Data excerpts:
--- Start ---

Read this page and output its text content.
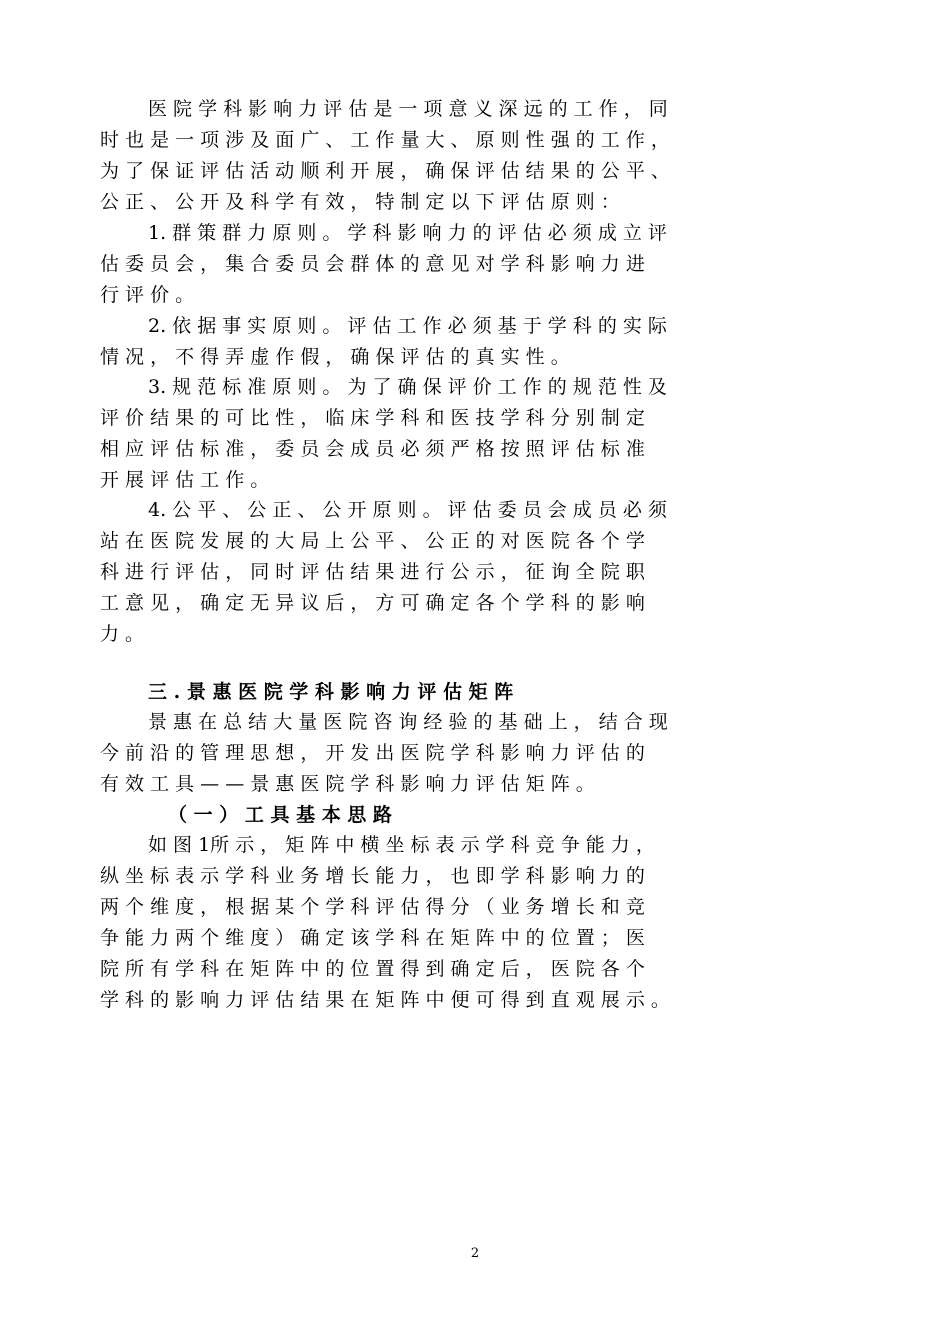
医 院 学 科 影 响 力 评 估 是 一 项 意 义 深 远 的 工 作 ， 同
时 也 是 一 项 涉 及 面 广 、 工 作 量 大 、 原 则 性 强 的 工 作 ，
为 了 保 证 评 估 活 动 顺 利 开 展 ， 确 保 评 估 结 果 的 公 平 、
公 正 、 公 开 及 科 学 有 效 ， 特 制 定 以 下 评 估 原 则 ：
1. 群 策 群 力 原 则 。 学 科 影 响 力 的 评 估 必 须 成 立 评
估 委 员 会 ， 集 合 委 员 会 群 体 的 意 见 对 学 科 影 响 力 进
行 评 价 。
2. 依 据 事 实 原 则 。 评 估 工 作 必 须 基 于 学 科 的 实 际
情 况 ， 不 得 弄 虚 作 假 ， 确 保 评 估 的 真 实 性 。
3. 规 范 标 准 原 则 。 为 了 确 保 评 价 工 作 的 规 范 性 及
评 价 结 果 的 可 比 性 ， 临 床 学 科 和 医 技 学 科 分 别 制 定
相 应 评 估 标 准 ， 委 员 会 成 员 必 须 严 格 按 照 评 估 标 准
开 展 评 估 工 作 。
4. 公 平 、 公 正 、 公 开 原 则 。 评 估 委 员 会 成 员 必 须
站 在 医 院 发 展 的 大 局 上 公 平 、 公 正 的 对 医 院 各 个 学
科 进 行 评 估 ， 同 时 评 估 结 果 进 行 公 示 ， 征 询 全 院 职
工 意 见 ， 确 定 无 异 议 后 ， 方 可 确 定 各 个 学 科 的 影 响
力 。
三 . 景 惠 医 院 学 科 影 响 力 评 估 矩 阵
景 惠 在 总 结 大 量 医 院 咨 询 经 验 的 基 础 上 ， 结 合 现
今 前 沿 的 管 理 思 想 ， 开 发 出 医 院 学 科 影 响 力 评 估 的
有 效 工 具 — — 景 惠 医 院 学 科 影 响 力 评 估 矩 阵 。
（ 一 ） 工 具 基 本 思 路
如 图 1所 示 ， 矩 阵 中 横 坐 标 表 示 学 科 竞 争 能 力 ，
纵 坐 标 表 示 学 科 业 务 增 长 能 力 ， 也 即 学 科 影 响 力 的
两 个 维 度 ， 根 据 某 个 学 科 评 估 得 分 （ 业 务 增 长 和 竞
争 能 力 两 个 维 度 ） 确 定 该 学 科 在 矩 阵 中 的 位 置 ； 医
院 所 有 学 科 在 矩 阵 中 的 位 置 得 到 确 定 后 ， 医 院 各 个
学 科 的 影 响 力 评 估 结 果 在 矩 阵 中 便 可 得 到 直 观 展 示 。
2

--- End ---

WHAT YOU HAVE TO DO => Transcribe every entry word for word, but skip the pictures.

RESULT OF THIS TASK =>
Read this page and output its text content.
医 院 学 科 影 响 力 评 估 是 一 项 意 义 深 远 的 工 作 ， 同
时 也 是 一 项 涉 及 面 广 、 工 作 量 大 、 原 则 性 强 的 工 作 ，
为 了 保 证 评 估 活 动 顺 利 开 展 ， 确 保 评 估 结 果 的 公 平 、
公 正 、 公 开 及 科 学 有 效 ， 特 制 定 以 下 评 估 原 则 ：
1. 群 策 群 力 原 则 。 学 科 影 响 力 的 评 估 必 须 成 立 评
估 委 员 会 ， 集 合 委 员 会 群 体 的 意 见 对 学 科 影 响 力 进
行 评 价 。
2. 依 据 事 实 原 则 。 评 估 工 作 必 须 基 于 学 科 的 实 际
情 况 ， 不 得 弄 虚 作 假 ， 确 保 评 估 的 真 实 性 。
3. 规 范 标 准 原 则 。 为 了 确 保 评 价 工 作 的 规 范 性 及
评 价 结 果 的 可 比 性 ， 临 床 学 科 和 医 技 学 科 分 别 制 定
相 应 评 估 标 准 ， 委 员 会 成 员 必 须 严 格 按 照 评 估 标 准
开 展 评 估 工 作 。
4. 公 平 、 公 正 、 公 开 原 则 。 评 估 委 员 会 成 员 必 须
站 在 医 院 发 展 的 大 局 上 公 平 、 公 正 的 对 医 院 各 个 学
科 进 行 评 估 ， 同 时 评 估 结 果 进 行 公 示 ， 征 询 全 院 职
工 意 见 ， 确 定 无 异 议 后 ， 方 可 确 定 各 个 学 科 的 影 响
力 。
三 . 景 惠 医 院 学 科 影 响 力 评 估 矩 阵
景 惠 在 总 结 大 量 医 院 咨 询 经 验 的 基 础 上 ， 结 合 现
今 前 沿 的 管 理 思 想 ， 开 发 出 医 院 学 科 影 响 力 评 估 的
有 效 工 具 — — 景 惠 医 院 学 科 影 响 力 评 估 矩 阵 。
（ 一 ） 工 具 基 本 思 路
如 图 1所 示 ， 矩 阵 中 横 坐 标 表 示 学 科 竞 争 能 力 ，
纵 坐 标 表 示 学 科 业 务 增 长 能 力 ， 也 即 学 科 影 响 力 的
两 个 维 度 ， 根 据 某 个 学 科 评 估 得 分 （ 业 务 增 长 和 竞
争 能 力 两 个 维 度 ） 确 定 该 学 科 在 矩 阵 中 的 位 置 ； 医
院 所 有 学 科 在 矩 阵 中 的 位 置 得 到 确 定 后 ， 医 院 各 个
学 科 的 影 响 力 评 估 结 果 在 矩 阵 中 便 可 得 到 直 观 展 示 。
2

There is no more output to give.